◆ Task brief
Please print the full listing exactly.
--- BEGIN Excerpted records ---
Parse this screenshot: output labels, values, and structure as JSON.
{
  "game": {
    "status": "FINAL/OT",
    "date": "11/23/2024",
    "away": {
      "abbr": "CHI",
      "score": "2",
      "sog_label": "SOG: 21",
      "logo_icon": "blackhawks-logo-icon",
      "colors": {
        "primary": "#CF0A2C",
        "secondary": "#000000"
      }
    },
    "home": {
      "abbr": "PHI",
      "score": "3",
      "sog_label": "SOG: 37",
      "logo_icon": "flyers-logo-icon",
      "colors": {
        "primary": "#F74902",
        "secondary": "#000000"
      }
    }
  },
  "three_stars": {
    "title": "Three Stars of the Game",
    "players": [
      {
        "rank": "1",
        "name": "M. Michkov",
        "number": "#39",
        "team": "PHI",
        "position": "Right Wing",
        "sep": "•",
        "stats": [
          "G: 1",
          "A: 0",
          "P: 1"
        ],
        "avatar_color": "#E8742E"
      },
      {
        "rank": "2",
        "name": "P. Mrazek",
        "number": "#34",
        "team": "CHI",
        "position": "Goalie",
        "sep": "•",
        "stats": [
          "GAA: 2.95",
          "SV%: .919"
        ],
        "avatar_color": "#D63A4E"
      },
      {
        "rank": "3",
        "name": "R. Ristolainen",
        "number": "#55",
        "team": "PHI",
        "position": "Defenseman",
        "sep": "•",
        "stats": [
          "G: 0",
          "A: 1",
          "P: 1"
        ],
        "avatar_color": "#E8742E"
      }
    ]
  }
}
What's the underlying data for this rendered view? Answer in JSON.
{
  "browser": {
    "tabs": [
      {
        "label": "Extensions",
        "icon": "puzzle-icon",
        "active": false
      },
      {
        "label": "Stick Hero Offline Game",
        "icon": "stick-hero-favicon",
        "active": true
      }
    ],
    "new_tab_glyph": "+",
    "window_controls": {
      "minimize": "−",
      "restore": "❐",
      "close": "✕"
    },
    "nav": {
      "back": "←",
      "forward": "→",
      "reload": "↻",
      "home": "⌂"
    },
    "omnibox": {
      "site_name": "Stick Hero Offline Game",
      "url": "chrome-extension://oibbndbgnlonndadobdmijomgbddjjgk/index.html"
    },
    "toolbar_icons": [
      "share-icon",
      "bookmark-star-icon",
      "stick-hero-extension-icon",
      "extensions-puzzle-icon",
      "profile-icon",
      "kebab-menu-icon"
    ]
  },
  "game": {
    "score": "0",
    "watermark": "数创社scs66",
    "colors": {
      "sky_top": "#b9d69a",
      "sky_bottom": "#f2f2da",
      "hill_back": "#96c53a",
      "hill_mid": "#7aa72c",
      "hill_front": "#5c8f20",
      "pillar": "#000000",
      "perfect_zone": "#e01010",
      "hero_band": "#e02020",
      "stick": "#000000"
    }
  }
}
--- END Excerpted records ---
◆ The result
Parse this screenshot: output labels, values, and structure as JSON.
{
  "game": {
    "status": "FINAL/OT",
    "date": "11/23/2024",
    "away": {
      "abbr": "CHI",
      "score": "2",
      "sog_label": "SOG: 21",
      "logo_icon": "blackhawks-logo-icon",
      "colors": {
        "primary": "#CF0A2C",
        "secondary": "#000000"
      }
    },
    "home": {
      "abbr": "PHI",
      "score": "3",
      "sog_label": "SOG: 37",
      "logo_icon": "flyers-logo-icon",
      "colors": {
        "primary": "#F74902",
        "secondary": "#000000"
      }
    }
  },
  "three_stars": {
    "title": "Three Stars of the Game",
    "players": [
      {
        "rank": "1",
        "name": "M. Michkov",
        "number": "#39",
        "team": "PHI",
        "position": "Right Wing",
        "sep": "•",
        "stats": [
          "G: 1",
          "A: 0",
          "P: 1"
        ],
        "avatar_color": "#E8742E"
      },
      {
        "rank": "2",
        "name": "P. Mrazek",
        "number": "#34",
        "team": "CHI",
        "position": "Goalie",
        "sep": "•",
        "stats": [
          "GAA: 2.95",
          "SV%: .919"
        ],
        "avatar_color": "#D63A4E"
      },
      {
        "rank": "3",
        "name": "R. Ristolainen",
        "number": "#55",
        "team": "PHI",
        "position": "Defenseman",
        "sep": "•",
        "stats": [
          "G: 0",
          "A: 1",
          "P: 1"
        ],
        "avatar_color": "#E8742E"
      }
    ]
  }
}
What's the underlying data for this rendered view? Answer in JSON.
{
  "browser": {
    "tabs": [
      {
        "label": "Extensions",
        "icon": "puzzle-icon",
        "active": false
      },
      {
        "label": "Stick Hero Offline Game",
        "icon": "stick-hero-favicon",
        "active": true
      }
    ],
    "new_tab_glyph": "+",
    "window_controls": {
      "minimize": "−",
      "restore": "❐",
      "close": "✕"
    },
    "nav": {
      "back": "←",
      "forward": "→",
      "reload": "↻",
      "home": "⌂"
    },
    "omnibox": {
      "site_name": "Stick Hero Offline Game",
      "url": "chrome-extension://oibbndbgnlonndadobdmijomgbddjjgk/index.html"
    },
    "toolbar_icons": [
      "share-icon",
      "bookmark-star-icon",
      "stick-hero-extension-icon",
      "extensions-puzzle-icon",
      "profile-icon",
      "kebab-menu-icon"
    ]
  },
  "game": {
    "score": "0",
    "watermark": "数创社scs66",
    "colors": {
      "sky_top": "#b9d69a",
      "sky_bottom": "#f2f2da",
      "hill_back": "#96c53a",
      "hill_mid": "#7aa72c",
      "hill_front": "#5c8f20",
      "pillar": "#000000",
      "perfect_zone": "#e01010",
      "hero_band": "#e02020",
      "stick": "#000000"
    }
  }
}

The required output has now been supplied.